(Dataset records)
****

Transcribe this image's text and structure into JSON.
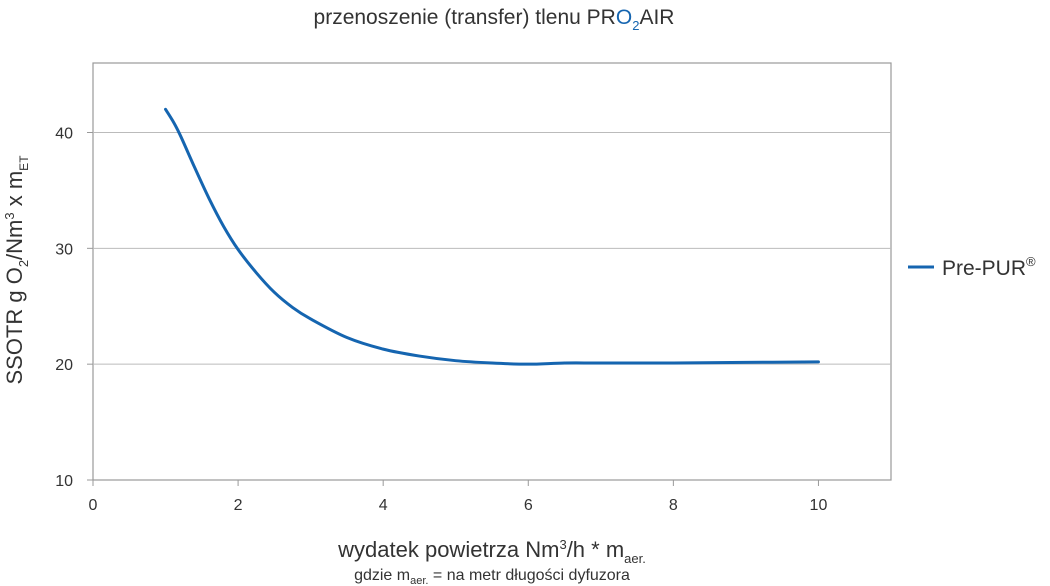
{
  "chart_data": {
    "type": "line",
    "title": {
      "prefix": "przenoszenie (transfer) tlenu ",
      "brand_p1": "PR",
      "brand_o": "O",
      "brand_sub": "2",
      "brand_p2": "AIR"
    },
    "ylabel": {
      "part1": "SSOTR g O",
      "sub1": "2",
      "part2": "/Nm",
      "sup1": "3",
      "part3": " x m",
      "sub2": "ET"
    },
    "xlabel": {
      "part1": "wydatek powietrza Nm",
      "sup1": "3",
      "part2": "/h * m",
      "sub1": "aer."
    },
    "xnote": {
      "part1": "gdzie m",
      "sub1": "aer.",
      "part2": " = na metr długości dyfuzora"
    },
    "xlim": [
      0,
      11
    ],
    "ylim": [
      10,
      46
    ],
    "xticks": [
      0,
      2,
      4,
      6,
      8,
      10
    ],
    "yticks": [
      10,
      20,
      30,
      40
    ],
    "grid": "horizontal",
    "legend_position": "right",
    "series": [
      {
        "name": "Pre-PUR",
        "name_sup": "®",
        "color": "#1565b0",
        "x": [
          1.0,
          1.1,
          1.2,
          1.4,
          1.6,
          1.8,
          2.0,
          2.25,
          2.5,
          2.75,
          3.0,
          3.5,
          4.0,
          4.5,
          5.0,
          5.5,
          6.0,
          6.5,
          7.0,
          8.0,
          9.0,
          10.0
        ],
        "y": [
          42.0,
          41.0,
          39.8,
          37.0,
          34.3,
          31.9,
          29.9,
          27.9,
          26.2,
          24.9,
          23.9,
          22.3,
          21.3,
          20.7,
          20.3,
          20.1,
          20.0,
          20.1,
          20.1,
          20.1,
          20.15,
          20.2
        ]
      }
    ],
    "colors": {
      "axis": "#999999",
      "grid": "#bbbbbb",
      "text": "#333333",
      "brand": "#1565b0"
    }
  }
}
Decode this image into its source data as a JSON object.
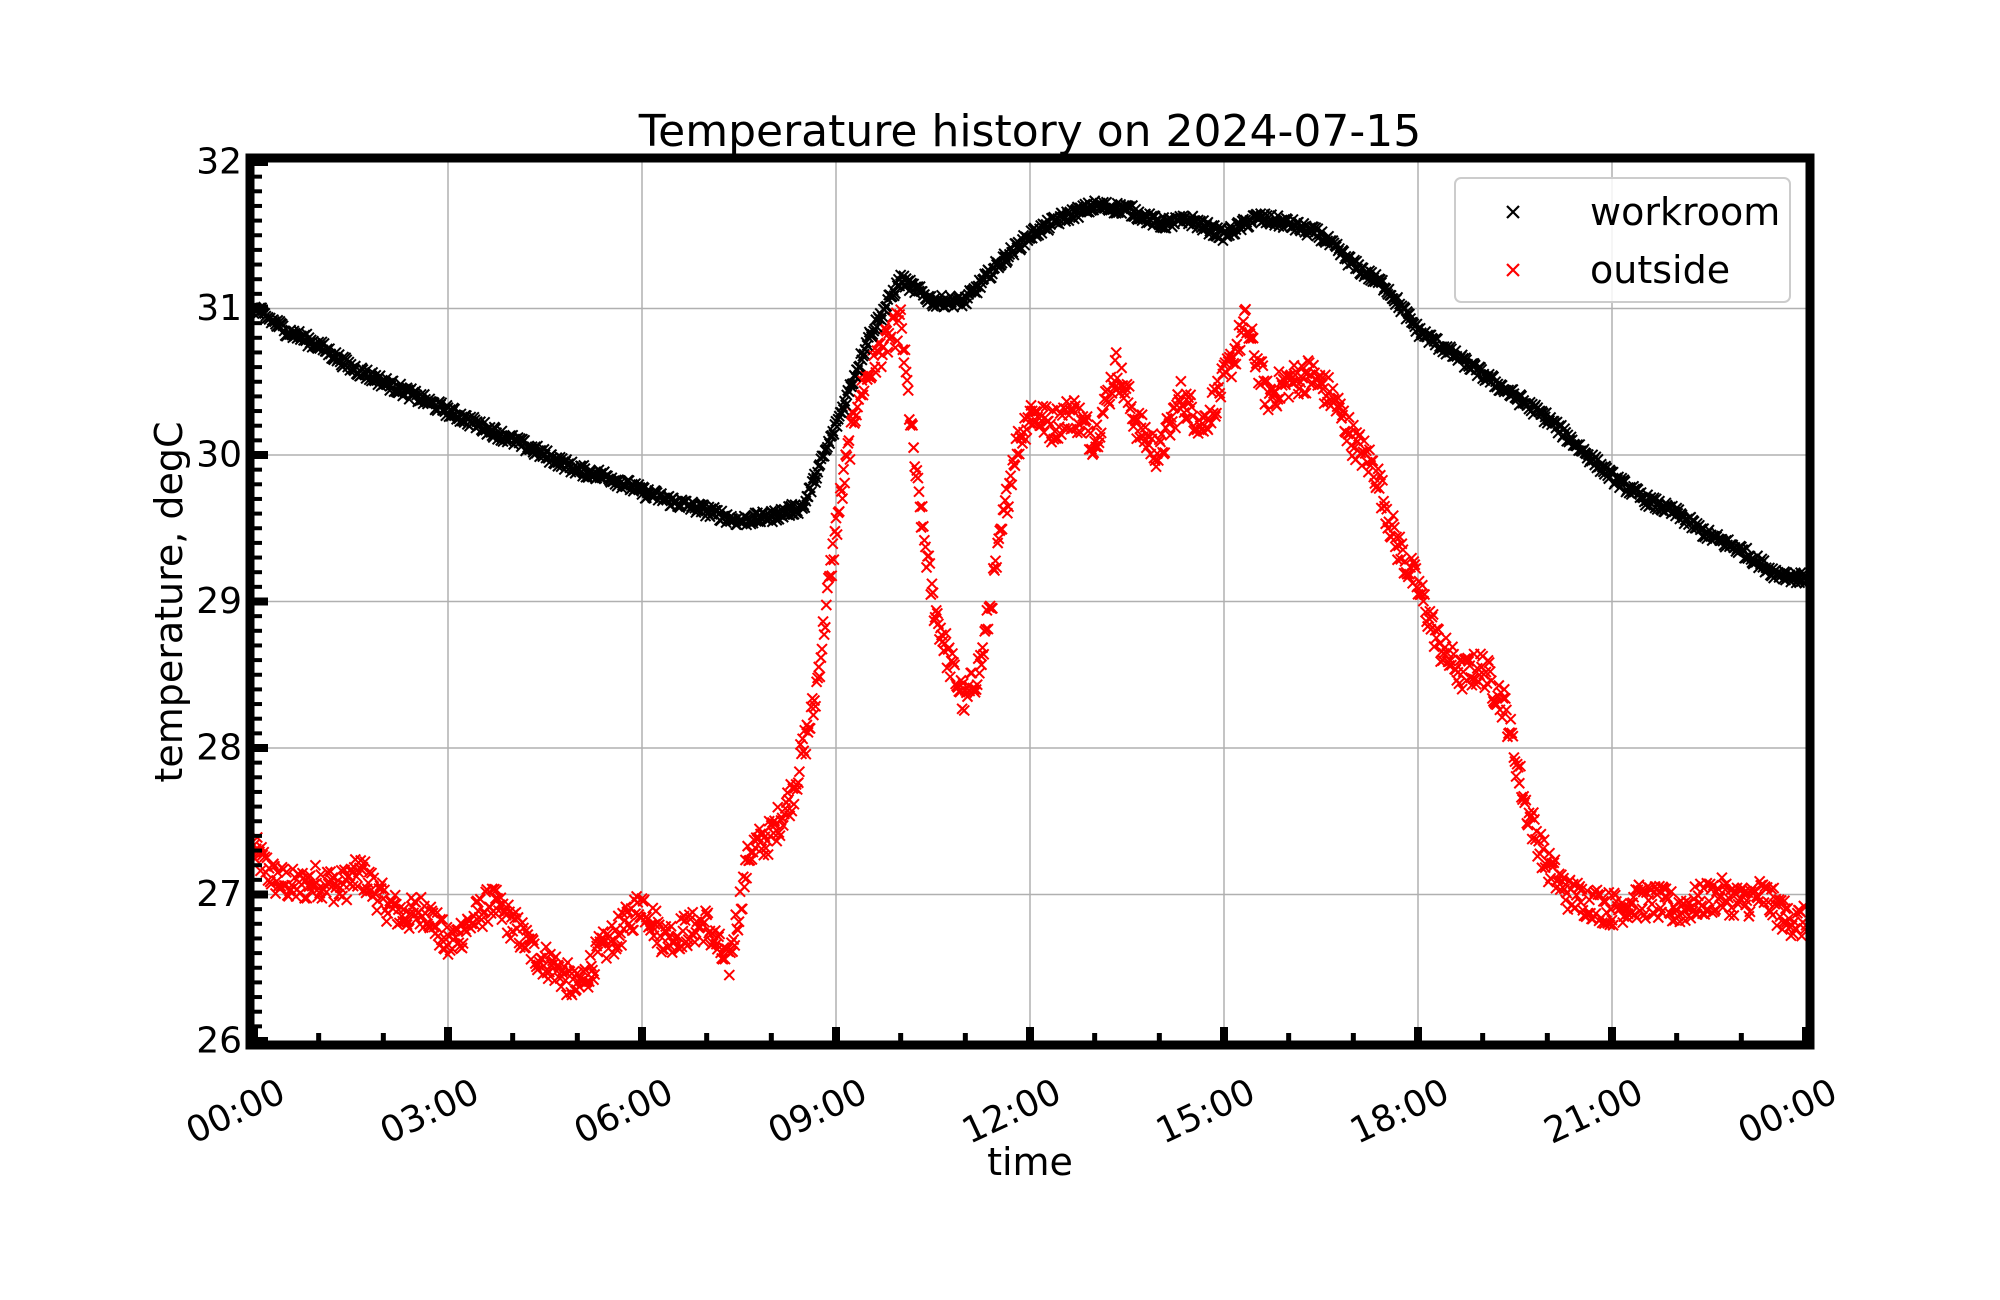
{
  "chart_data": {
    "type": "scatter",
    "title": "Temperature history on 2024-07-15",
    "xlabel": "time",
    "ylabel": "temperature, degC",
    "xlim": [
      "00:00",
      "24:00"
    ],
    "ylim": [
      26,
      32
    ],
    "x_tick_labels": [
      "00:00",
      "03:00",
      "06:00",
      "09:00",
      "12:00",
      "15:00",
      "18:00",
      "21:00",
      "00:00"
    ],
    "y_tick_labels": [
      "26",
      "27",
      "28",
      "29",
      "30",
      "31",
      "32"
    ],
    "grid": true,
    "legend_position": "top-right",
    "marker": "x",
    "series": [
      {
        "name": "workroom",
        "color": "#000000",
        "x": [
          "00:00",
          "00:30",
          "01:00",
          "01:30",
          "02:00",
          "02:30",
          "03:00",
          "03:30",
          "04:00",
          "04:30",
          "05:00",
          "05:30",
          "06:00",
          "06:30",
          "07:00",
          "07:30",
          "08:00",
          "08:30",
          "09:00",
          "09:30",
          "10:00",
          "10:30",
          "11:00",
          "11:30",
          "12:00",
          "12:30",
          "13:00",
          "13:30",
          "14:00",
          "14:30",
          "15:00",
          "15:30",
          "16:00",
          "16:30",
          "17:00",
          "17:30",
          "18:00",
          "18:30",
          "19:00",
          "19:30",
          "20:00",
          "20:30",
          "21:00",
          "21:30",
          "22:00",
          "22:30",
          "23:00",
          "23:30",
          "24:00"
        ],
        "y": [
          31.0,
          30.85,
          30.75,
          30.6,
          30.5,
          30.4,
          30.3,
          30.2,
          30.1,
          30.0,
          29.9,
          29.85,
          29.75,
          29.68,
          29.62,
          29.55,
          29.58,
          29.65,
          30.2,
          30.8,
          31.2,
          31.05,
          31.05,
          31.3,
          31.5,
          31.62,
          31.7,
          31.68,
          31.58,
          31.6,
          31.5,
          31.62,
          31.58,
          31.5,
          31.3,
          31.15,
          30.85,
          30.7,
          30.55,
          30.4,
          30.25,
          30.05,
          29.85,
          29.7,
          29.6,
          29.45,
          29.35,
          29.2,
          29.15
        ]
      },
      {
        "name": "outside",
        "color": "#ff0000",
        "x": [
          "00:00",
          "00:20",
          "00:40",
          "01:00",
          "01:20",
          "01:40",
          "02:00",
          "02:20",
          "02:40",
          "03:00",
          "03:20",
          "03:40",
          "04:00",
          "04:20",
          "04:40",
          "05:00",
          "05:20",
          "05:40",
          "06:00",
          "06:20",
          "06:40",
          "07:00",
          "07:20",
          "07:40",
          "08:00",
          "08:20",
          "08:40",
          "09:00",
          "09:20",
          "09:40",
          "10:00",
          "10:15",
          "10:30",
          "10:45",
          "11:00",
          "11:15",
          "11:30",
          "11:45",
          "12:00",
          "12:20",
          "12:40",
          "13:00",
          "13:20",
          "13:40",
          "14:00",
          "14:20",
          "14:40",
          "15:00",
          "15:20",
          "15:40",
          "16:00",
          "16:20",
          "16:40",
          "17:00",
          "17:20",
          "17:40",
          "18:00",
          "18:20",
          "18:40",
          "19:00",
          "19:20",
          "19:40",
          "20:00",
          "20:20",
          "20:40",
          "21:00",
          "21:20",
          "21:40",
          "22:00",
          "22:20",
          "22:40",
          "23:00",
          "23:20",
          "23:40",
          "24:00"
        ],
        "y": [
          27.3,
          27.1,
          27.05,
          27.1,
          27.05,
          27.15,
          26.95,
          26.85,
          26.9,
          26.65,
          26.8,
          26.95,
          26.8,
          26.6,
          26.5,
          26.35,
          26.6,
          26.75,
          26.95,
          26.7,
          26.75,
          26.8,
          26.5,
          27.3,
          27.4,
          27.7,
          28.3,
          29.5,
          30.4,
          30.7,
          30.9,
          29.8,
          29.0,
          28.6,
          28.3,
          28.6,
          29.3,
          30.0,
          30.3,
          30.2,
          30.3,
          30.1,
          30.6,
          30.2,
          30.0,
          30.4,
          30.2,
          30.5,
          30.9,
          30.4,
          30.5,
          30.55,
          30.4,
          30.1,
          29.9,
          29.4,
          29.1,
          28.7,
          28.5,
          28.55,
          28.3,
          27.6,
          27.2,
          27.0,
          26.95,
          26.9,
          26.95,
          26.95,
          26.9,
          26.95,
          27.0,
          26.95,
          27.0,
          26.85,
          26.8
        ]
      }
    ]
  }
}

****

◆ Task details
Will you restate every entry word for word and omit the images?

◆ Completed exercise
Transcribe this image's text and structure into JSON.
{
  "chart_data": {
    "type": "line",
    "title": {
      "prefix": "przenoszenie (transfer) tlenu ",
      "brand_p1": "PR",
      "brand_o": "O",
      "brand_sub": "2",
      "brand_p2": "AIR"
    },
    "ylabel": {
      "part1": "SSOTR g O",
      "sub1": "2",
      "part2": "/Nm",
      "sup1": "3",
      "part3": " x m",
      "sub2": "ET"
    },
    "xlabel": {
      "part1": "wydatek powietrza Nm",
      "sup1": "3",
      "part2": "/h * m",
      "sub1": "aer."
    },
    "xnote": {
      "part1": "gdzie m",
      "sub1": "aer.",
      "part2": " = na metr długości dyfuzora"
    },
    "xlim": [
      0,
      11
    ],
    "ylim": [
      10,
      46
    ],
    "xticks": [
      0,
      2,
      4,
      6,
      8,
      10
    ],
    "yticks": [
      10,
      20,
      30,
      40
    ],
    "grid": "horizontal",
    "legend_position": "right",
    "series": [
      {
        "name": "Pre-PUR",
        "name_sup": "®",
        "color": "#1565b0",
        "x": [
          1.0,
          1.1,
          1.2,
          1.4,
          1.6,
          1.8,
          2.0,
          2.25,
          2.5,
          2.75,
          3.0,
          3.5,
          4.0,
          4.5,
          5.0,
          5.5,
          6.0,
          6.5,
          7.0,
          8.0,
          9.0,
          10.0
        ],
        "y": [
          42.0,
          41.0,
          39.8,
          37.0,
          34.3,
          31.9,
          29.9,
          27.9,
          26.2,
          24.9,
          23.9,
          22.3,
          21.3,
          20.7,
          20.3,
          20.1,
          20.0,
          20.1,
          20.1,
          20.1,
          20.15,
          20.2
        ]
      }
    ],
    "colors": {
      "axis": "#999999",
      "grid": "#bbbbbb",
      "text": "#333333",
      "brand": "#1565b0"
    }
  }
}
Decode this image into its source data as a JSON object.
{
  "chart_data": {
    "type": "scatter",
    "title": "Temperature history on 2024-07-15",
    "xlabel": "time",
    "ylabel": "temperature, degC",
    "xlim": [
      "00:00",
      "24:00"
    ],
    "ylim": [
      26,
      32
    ],
    "x_tick_labels": [
      "00:00",
      "03:00",
      "06:00",
      "09:00",
      "12:00",
      "15:00",
      "18:00",
      "21:00",
      "00:00"
    ],
    "y_tick_labels": [
      "26",
      "27",
      "28",
      "29",
      "30",
      "31",
      "32"
    ],
    "grid": true,
    "legend_position": "top-right",
    "marker": "x",
    "series": [
      {
        "name": "workroom",
        "color": "#000000",
        "x": [
          "00:00",
          "00:30",
          "01:00",
          "01:30",
          "02:00",
          "02:30",
          "03:00",
          "03:30",
          "04:00",
          "04:30",
          "05:00",
          "05:30",
          "06:00",
          "06:30",
          "07:00",
          "07:30",
          "08:00",
          "08:30",
          "09:00",
          "09:30",
          "10:00",
          "10:30",
          "11:00",
          "11:30",
          "12:00",
          "12:30",
          "13:00",
          "13:30",
          "14:00",
          "14:30",
          "15:00",
          "15:30",
          "16:00",
          "16:30",
          "17:00",
          "17:30",
          "18:00",
          "18:30",
          "19:00",
          "19:30",
          "20:00",
          "20:30",
          "21:00",
          "21:30",
          "22:00",
          "22:30",
          "23:00",
          "23:30",
          "24:00"
        ],
        "y": [
          31.0,
          30.85,
          30.75,
          30.6,
          30.5,
          30.4,
          30.3,
          30.2,
          30.1,
          30.0,
          29.9,
          29.85,
          29.75,
          29.68,
          29.62,
          29.55,
          29.58,
          29.65,
          30.2,
          30.8,
          31.2,
          31.05,
          31.05,
          31.3,
          31.5,
          31.62,
          31.7,
          31.68,
          31.58,
          31.6,
          31.5,
          31.62,
          31.58,
          31.5,
          31.3,
          31.15,
          30.85,
          30.7,
          30.55,
          30.4,
          30.25,
          30.05,
          29.85,
          29.7,
          29.6,
          29.45,
          29.35,
          29.2,
          29.15
        ]
      },
      {
        "name": "outside",
        "color": "#ff0000",
        "x": [
          "00:00",
          "00:20",
          "00:40",
          "01:00",
          "01:20",
          "01:40",
          "02:00",
          "02:20",
          "02:40",
          "03:00",
          "03:20",
          "03:40",
          "04:00",
          "04:20",
          "04:40",
          "05:00",
          "05:20",
          "05:40",
          "06:00",
          "06:20",
          "06:40",
          "07:00",
          "07:20",
          "07:40",
          "08:00",
          "08:20",
          "08:40",
          "09:00",
          "09:20",
          "09:40",
          "10:00",
          "10:15",
          "10:30",
          "10:45",
          "11:00",
          "11:15",
          "11:30",
          "11:45",
          "12:00",
          "12:20",
          "12:40",
          "13:00",
          "13:20",
          "13:40",
          "14:00",
          "14:20",
          "14:40",
          "15:00",
          "15:20",
          "15:40",
          "16:00",
          "16:20",
          "16:40",
          "17:00",
          "17:20",
          "17:40",
          "18:00",
          "18:20",
          "18:40",
          "19:00",
          "19:20",
          "19:40",
          "20:00",
          "20:20",
          "20:40",
          "21:00",
          "21:20",
          "21:40",
          "22:00",
          "22:20",
          "22:40",
          "23:00",
          "23:20",
          "23:40",
          "24:00"
        ],
        "y": [
          27.3,
          27.1,
          27.05,
          27.1,
          27.05,
          27.15,
          26.95,
          26.85,
          26.9,
          26.65,
          26.8,
          26.95,
          26.8,
          26.6,
          26.5,
          26.35,
          26.6,
          26.75,
          26.95,
          26.7,
          26.75,
          26.8,
          26.5,
          27.3,
          27.4,
          27.7,
          28.3,
          29.5,
          30.4,
          30.7,
          30.9,
          29.8,
          29.0,
          28.6,
          28.3,
          28.6,
          29.3,
          30.0,
          30.3,
          30.2,
          30.3,
          30.1,
          30.6,
          30.2,
          30.0,
          30.4,
          30.2,
          30.5,
          30.9,
          30.4,
          30.5,
          30.55,
          30.4,
          30.1,
          29.9,
          29.4,
          29.1,
          28.7,
          28.5,
          28.55,
          28.3,
          27.6,
          27.2,
          27.0,
          26.95,
          26.9,
          26.95,
          26.95,
          26.9,
          26.95,
          27.0,
          26.95,
          27.0,
          26.85,
          26.8
        ]
      }
    ]
  }
}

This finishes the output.